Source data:
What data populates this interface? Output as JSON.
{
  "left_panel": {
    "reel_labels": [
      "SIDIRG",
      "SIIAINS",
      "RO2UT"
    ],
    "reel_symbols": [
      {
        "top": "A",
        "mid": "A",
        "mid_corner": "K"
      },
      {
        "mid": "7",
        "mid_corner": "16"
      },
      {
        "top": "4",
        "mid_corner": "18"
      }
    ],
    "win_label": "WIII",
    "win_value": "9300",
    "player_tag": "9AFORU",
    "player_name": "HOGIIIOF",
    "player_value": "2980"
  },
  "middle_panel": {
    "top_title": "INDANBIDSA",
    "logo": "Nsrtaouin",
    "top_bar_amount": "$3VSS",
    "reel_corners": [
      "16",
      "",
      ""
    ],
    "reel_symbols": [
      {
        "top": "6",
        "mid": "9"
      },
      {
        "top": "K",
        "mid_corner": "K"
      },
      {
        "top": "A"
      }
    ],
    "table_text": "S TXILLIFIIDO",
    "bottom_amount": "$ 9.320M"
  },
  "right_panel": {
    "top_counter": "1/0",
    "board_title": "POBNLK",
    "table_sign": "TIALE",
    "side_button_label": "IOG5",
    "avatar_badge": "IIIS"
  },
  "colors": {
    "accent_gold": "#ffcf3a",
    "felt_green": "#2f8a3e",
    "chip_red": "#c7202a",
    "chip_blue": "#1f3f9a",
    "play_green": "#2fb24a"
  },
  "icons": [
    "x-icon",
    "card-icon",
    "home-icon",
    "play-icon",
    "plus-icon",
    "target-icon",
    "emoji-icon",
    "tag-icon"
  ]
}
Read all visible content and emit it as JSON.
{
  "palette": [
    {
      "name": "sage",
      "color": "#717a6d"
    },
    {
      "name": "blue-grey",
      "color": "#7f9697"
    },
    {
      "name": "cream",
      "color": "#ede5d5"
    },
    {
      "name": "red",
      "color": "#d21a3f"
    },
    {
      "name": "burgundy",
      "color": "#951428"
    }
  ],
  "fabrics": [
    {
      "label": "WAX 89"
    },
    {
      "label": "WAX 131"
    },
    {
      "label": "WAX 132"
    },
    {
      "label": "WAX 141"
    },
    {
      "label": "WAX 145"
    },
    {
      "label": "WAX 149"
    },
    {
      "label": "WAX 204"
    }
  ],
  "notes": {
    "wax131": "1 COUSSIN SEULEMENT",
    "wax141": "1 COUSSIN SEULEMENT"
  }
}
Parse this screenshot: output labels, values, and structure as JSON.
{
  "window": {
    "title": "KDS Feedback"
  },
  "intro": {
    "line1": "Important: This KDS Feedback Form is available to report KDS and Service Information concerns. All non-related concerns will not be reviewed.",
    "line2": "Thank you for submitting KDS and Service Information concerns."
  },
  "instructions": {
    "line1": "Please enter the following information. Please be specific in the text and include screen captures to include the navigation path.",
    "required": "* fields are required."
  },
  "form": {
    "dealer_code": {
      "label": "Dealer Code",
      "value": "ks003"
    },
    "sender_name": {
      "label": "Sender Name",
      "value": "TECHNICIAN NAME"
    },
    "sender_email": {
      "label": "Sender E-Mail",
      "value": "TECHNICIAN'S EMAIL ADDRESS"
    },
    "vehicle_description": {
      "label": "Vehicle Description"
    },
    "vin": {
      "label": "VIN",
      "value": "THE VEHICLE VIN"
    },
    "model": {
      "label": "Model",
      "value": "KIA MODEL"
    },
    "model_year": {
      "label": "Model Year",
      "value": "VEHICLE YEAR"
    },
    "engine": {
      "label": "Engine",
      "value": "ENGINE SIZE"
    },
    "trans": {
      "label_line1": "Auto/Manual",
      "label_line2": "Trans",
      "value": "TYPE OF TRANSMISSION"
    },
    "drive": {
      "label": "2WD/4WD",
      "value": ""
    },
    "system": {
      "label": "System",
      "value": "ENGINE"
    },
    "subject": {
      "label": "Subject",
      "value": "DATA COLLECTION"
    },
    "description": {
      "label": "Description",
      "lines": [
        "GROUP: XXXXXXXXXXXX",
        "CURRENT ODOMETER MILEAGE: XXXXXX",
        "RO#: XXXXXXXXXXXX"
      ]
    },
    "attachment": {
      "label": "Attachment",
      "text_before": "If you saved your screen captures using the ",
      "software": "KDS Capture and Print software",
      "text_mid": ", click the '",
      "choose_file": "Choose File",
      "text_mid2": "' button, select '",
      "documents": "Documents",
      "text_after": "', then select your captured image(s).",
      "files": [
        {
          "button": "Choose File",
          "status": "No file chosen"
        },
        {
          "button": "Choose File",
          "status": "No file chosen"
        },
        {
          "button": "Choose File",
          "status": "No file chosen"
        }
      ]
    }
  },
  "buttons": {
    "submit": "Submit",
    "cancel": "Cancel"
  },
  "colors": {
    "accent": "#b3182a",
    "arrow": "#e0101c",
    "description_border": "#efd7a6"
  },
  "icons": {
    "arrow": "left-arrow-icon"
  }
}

==

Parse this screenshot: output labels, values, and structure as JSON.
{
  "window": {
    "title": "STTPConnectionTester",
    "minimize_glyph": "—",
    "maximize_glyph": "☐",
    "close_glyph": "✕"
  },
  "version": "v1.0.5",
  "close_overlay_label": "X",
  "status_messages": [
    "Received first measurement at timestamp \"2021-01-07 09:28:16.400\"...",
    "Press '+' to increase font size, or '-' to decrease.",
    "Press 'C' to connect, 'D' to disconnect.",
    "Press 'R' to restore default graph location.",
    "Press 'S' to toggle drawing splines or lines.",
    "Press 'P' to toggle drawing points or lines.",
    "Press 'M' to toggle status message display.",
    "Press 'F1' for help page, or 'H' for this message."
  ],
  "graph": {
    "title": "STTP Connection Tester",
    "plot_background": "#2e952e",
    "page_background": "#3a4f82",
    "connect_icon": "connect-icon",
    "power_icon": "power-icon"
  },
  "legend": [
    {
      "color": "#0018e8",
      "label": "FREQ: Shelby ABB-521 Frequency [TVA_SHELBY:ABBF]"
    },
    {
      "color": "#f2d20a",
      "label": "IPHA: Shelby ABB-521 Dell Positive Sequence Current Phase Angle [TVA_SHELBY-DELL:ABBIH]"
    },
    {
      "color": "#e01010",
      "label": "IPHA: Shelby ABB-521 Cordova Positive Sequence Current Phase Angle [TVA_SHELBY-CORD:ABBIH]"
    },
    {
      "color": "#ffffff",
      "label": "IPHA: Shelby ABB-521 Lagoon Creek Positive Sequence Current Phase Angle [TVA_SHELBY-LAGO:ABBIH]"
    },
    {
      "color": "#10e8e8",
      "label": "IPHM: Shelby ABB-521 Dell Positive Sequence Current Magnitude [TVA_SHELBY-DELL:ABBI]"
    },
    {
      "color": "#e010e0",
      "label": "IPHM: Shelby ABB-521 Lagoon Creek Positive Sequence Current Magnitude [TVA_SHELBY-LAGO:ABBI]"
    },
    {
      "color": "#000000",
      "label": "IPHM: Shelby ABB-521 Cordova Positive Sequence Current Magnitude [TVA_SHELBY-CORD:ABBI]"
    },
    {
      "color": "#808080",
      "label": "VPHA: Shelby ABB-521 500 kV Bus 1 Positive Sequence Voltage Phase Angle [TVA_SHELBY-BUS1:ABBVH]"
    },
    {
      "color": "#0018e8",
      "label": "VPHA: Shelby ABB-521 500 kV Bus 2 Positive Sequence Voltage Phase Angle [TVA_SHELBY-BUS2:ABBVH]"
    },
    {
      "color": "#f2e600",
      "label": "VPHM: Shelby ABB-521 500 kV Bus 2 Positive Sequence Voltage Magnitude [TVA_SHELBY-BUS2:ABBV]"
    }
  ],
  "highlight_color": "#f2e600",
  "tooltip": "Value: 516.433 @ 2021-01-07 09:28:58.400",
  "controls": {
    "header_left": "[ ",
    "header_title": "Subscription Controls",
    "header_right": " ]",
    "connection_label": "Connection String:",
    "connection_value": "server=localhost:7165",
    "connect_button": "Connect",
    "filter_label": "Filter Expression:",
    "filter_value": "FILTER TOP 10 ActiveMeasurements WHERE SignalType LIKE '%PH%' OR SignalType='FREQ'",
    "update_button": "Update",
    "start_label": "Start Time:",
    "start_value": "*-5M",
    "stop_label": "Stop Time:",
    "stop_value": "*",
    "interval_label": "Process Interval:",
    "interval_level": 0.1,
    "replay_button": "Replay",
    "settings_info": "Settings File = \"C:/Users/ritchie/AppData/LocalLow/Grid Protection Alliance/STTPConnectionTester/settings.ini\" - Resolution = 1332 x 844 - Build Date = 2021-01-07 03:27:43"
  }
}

--

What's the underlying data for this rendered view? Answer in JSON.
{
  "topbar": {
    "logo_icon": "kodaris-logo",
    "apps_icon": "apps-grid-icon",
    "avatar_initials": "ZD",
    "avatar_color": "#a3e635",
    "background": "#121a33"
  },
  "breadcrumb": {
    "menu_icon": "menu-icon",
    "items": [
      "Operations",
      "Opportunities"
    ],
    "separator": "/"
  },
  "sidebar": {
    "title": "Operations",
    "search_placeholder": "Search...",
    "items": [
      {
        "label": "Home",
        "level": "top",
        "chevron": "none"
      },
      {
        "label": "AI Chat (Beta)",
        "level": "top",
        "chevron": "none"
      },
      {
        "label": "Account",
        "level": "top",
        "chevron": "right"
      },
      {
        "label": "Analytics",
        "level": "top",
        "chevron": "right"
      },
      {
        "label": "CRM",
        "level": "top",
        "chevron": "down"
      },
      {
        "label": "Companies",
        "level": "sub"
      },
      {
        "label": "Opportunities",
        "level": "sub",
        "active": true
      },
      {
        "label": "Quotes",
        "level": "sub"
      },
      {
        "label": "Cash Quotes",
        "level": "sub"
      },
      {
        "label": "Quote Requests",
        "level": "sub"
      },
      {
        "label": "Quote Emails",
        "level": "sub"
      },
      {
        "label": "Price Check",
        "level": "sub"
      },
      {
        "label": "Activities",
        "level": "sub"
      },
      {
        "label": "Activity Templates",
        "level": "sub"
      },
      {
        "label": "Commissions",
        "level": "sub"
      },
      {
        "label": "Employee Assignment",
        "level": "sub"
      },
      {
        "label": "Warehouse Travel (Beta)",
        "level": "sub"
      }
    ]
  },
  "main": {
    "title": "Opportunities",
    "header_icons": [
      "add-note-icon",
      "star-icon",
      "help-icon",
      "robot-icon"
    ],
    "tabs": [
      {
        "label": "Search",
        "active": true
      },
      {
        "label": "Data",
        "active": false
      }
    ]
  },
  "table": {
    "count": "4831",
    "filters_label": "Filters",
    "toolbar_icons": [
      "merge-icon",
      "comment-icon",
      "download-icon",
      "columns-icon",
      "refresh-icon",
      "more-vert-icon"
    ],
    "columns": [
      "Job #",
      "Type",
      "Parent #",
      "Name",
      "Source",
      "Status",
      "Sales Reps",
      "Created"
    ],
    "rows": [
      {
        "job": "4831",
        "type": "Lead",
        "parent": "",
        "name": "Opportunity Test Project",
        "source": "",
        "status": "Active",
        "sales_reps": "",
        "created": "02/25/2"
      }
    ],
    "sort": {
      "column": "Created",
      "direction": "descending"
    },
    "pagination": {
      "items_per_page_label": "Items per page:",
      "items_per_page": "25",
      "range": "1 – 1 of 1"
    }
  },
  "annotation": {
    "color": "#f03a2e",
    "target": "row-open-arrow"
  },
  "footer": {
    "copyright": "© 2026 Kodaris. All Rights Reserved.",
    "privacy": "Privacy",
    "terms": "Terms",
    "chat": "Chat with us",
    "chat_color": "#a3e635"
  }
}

GOAL: Give only the number of lines in the data that include the string "select".

OUTPUT FOR THIS EXERCISE: 2